WHAT TO WORK ON = Write every line of the material out exactly as shown.

Collected data entries
+ + + + +
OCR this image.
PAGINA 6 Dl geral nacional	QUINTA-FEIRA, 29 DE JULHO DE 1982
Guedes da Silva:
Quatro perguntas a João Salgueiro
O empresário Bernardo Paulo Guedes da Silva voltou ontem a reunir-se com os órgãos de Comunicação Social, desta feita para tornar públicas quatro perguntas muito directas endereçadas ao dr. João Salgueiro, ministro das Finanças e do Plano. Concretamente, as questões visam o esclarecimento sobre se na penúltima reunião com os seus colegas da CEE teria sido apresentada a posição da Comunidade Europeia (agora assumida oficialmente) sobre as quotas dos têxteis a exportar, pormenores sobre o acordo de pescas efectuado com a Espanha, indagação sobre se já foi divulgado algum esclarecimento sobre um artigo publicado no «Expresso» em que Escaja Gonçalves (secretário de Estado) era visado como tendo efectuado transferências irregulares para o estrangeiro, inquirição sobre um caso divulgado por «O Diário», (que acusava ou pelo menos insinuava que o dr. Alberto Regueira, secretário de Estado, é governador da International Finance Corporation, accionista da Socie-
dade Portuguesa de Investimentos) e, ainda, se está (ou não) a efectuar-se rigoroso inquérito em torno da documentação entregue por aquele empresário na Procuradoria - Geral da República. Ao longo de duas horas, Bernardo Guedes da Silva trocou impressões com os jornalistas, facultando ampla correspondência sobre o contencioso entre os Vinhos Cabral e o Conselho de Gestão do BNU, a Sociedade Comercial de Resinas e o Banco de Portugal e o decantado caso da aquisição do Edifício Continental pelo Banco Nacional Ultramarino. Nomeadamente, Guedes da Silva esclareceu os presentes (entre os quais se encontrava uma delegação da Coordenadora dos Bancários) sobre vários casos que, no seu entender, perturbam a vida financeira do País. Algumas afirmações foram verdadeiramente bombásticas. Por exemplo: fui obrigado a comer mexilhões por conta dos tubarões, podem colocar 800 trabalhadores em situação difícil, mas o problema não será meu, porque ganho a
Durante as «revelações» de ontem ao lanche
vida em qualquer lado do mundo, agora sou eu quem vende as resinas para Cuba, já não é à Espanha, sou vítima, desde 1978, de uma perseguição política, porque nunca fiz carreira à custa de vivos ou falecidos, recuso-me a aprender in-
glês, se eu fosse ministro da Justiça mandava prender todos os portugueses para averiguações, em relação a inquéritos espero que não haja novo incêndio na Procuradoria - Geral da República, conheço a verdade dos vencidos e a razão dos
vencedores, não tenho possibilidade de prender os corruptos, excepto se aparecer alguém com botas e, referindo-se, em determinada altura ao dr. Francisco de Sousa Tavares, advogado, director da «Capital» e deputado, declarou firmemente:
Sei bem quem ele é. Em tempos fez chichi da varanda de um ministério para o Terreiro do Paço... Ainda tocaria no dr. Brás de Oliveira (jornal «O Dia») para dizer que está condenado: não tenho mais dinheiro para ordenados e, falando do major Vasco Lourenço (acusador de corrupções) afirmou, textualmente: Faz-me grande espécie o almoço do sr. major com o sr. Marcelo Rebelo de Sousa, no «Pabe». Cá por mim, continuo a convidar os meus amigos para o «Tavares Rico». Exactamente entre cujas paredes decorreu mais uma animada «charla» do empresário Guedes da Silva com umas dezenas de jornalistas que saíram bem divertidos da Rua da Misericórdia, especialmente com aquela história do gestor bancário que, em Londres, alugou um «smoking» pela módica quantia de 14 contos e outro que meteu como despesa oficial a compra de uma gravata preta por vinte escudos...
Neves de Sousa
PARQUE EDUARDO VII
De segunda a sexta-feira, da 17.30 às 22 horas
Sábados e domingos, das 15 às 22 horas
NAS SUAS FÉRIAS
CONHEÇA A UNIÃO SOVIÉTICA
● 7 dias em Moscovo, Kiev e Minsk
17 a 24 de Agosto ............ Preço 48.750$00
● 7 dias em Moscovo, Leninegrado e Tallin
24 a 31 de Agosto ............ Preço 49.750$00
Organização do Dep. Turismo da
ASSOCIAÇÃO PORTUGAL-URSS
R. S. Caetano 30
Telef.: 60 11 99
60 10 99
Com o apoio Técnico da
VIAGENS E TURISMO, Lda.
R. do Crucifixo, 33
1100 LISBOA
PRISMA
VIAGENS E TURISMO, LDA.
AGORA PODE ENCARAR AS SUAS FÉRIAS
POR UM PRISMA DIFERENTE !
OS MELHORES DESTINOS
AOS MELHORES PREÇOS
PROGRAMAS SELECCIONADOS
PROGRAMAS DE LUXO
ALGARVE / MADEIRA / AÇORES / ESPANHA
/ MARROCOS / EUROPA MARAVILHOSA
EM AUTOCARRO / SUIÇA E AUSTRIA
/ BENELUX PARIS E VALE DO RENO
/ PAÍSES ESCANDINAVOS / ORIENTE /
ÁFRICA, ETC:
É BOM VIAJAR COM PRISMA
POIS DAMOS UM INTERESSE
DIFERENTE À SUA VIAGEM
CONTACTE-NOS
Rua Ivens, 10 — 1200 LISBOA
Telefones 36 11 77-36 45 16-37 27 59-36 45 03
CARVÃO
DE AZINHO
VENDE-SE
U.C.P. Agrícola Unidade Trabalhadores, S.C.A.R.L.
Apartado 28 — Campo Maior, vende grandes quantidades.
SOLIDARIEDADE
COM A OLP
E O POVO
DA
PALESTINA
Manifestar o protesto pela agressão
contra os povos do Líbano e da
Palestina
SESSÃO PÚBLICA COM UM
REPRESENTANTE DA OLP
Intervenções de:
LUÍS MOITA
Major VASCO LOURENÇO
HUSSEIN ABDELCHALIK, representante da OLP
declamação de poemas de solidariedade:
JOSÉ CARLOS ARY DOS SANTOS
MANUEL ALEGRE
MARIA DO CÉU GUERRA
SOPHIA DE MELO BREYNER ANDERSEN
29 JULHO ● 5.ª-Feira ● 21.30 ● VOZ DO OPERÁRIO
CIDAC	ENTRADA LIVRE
+ + + + +
ANSWER BELOW =
OCR this image.
PAGINA 6 Dl geral nacional	QUINTA-FEIRA, 29 DE JULHO DE 1982
Guedes da Silva:
Quatro perguntas a João Salgueiro
O empresário Bernardo Paulo Guedes da Silva voltou ontem a reunir-se com os órgãos de Comunicação Social, desta feita para tornar públicas quatro perguntas muito directas endereçadas ao dr. João Salgueiro, ministro das Finanças e do Plano. Concretamente, as questões visam o esclarecimento sobre se na penúltima reunião com os seus colegas da CEE teria sido apresentada a posição da Comunidade Europeia (agora assumida oficialmente) sobre as quotas dos têxteis a exportar, pormenores sobre o acordo de pescas efectuado com a Espanha, indagação sobre se já foi divulgado algum esclarecimento sobre um artigo publicado no «Expresso» em que Escaja Gonçalves (secretário de Estado) era visado como tendo efectuado transferências irregulares para o estrangeiro, inquirição sobre um caso divulgado por «O Diário», (que acusava ou pelo menos insinuava que o dr. Alberto Regueira, secretário de Estado, é governador da International Finance Corporation, accionista da Socie-
dade Portuguesa de Investimentos) e, ainda, se está (ou não) a efectuar-se rigoroso inquérito em torno da documentação entregue por aquele empresário na Procuradoria - Geral da República. Ao longo de duas horas, Bernardo Guedes da Silva trocou impressões com os jornalistas, facultando ampla correspondência sobre o contencioso entre os Vinhos Cabral e o Conselho de Gestão do BNU, a Sociedade Comercial de Resinas e o Banco de Portugal e o decantado caso da aquisição do Edifício Continental pelo Banco Nacional Ultramarino. Nomeadamente, Guedes da Silva esclareceu os presentes (entre os quais se encontrava uma delegação da Coordenadora dos Bancários) sobre vários casos que, no seu entender, perturbam a vida financeira do País. Algumas afirmações foram verdadeiramente bombásticas. Por exemplo: fui obrigado a comer mexilhões por conta dos tubarões, podem colocar 800 trabalhadores em situação difícil, mas o problema não será meu, porque ganho a
Durante as «revelações» de ontem ao lanche
vida em qualquer lado do mundo, agora sou eu quem vende as resinas para Cuba, já não é à Espanha, sou vítima, desde 1978, de uma perseguição política, porque nunca fiz carreira à custa de vivos ou falecidos, recuso-me a aprender in-
glês, se eu fosse ministro da Justiça mandava prender todos os portugueses para averiguações, em relação a inquéritos espero que não haja novo incêndio na Procuradoria - Geral da República, conheço a verdade dos vencidos e a razão dos
vencedores, não tenho possibilidade de prender os corruptos, excepto se aparecer alguém com botas e, referindo-se, em determinada altura ao dr. Francisco de Sousa Tavares, advogado, director da «Capital» e deputado, declarou firmemente:
Sei bem quem ele é. Em tempos fez chichi da varanda de um ministério para o Terreiro do Paço... Ainda tocaria no dr. Brás de Oliveira (jornal «O Dia») para dizer que está condenado: não tenho mais dinheiro para ordenados e, falando do major Vasco Lourenço (acusador de corrupções) afirmou, textualmente: Faz-me grande espécie o almoço do sr. major com o sr. Marcelo Rebelo de Sousa, no «Pabe». Cá por mim, continuo a convidar os meus amigos para o «Tavares Rico». Exactamente entre cujas paredes decorreu mais uma animada «charla» do empresário Guedes da Silva com umas dezenas de jornalistas que saíram bem divertidos da Rua da Misericórdia, especialmente com aquela história do gestor bancário que, em Londres, alugou um «smoking» pela módica quantia de 14 contos e outro que meteu como despesa oficial a compra de uma gravata preta por vinte escudos...
Neves de Sousa
PARQUE EDUARDO VII
De segunda a sexta-feira, da 17.30 às 22 horas
Sábados e domingos, das 15 às 22 horas
NAS SUAS FÉRIAS
CONHEÇA A UNIÃO SOVIÉTICA
● 7 dias em Moscovo, Kiev e Minsk
17 a 24 de Agosto ............ Preço 48.750$00
● 7 dias em Moscovo, Leninegrado e Tallin
24 a 31 de Agosto ............ Preço 49.750$00
Organização do Dep. Turismo da
ASSOCIAÇÃO PORTUGAL-URSS
R. S. Caetano 30
Telef.: 60 11 99
60 10 99
Com o apoio Técnico da
VIAGENS E TURISMO, Lda.
R. do Crucifixo, 33
1100 LISBOA
PRISMA
VIAGENS E TURISMO, LDA.
AGORA PODE ENCARAR AS SUAS FÉRIAS
POR UM PRISMA DIFERENTE !
OS MELHORES DESTINOS
AOS MELHORES PREÇOS
PROGRAMAS SELECCIONADOS
PROGRAMAS DE LUXO
ALGARVE / MADEIRA / AÇORES / ESPANHA
/ MARROCOS / EUROPA MARAVILHOSA
EM AUTOCARRO / SUIÇA E AUSTRIA
/ BENELUX PARIS E VALE DO RENO
/ PAÍSES ESCANDINAVOS / ORIENTE /
ÁFRICA, ETC:
É BOM VIAJAR COM PRISMA
POIS DAMOS UM INTERESSE
DIFERENTE À SUA VIAGEM
CONTACTE-NOS
Rua Ivens, 10 — 1200 LISBOA
Telefones 36 11 77-36 45 16-37 27 59-36 45 03
CARVÃO
DE AZINHO
VENDE-SE
U.C.P. Agrícola Unidade Trabalhadores, S.C.A.R.L.
Apartado 28 — Campo Maior, vende grandes quantidades.
SOLIDARIEDADE
COM A OLP
E O POVO
DA
PALESTINA
Manifestar o protesto pela agressão
contra os povos do Líbano e da
Palestina
SESSÃO PÚBLICA COM UM
REPRESENTANTE DA OLP
Intervenções de:
LUÍS MOITA
Major VASCO LOURENÇO
HUSSEIN ABDELCHALIK, representante da OLP
declamação de poemas de solidariedade:
JOSÉ CARLOS ARY DOS SANTOS
MANUEL ALEGRE
MARIA DO CÉU GUERRA
SOPHIA DE MELO BREYNER ANDERSEN
29 JULHO ● 5.ª-Feira ● 21.30 ● VOZ DO OPERÁRIO
CIDAC	ENTRADA LIVRE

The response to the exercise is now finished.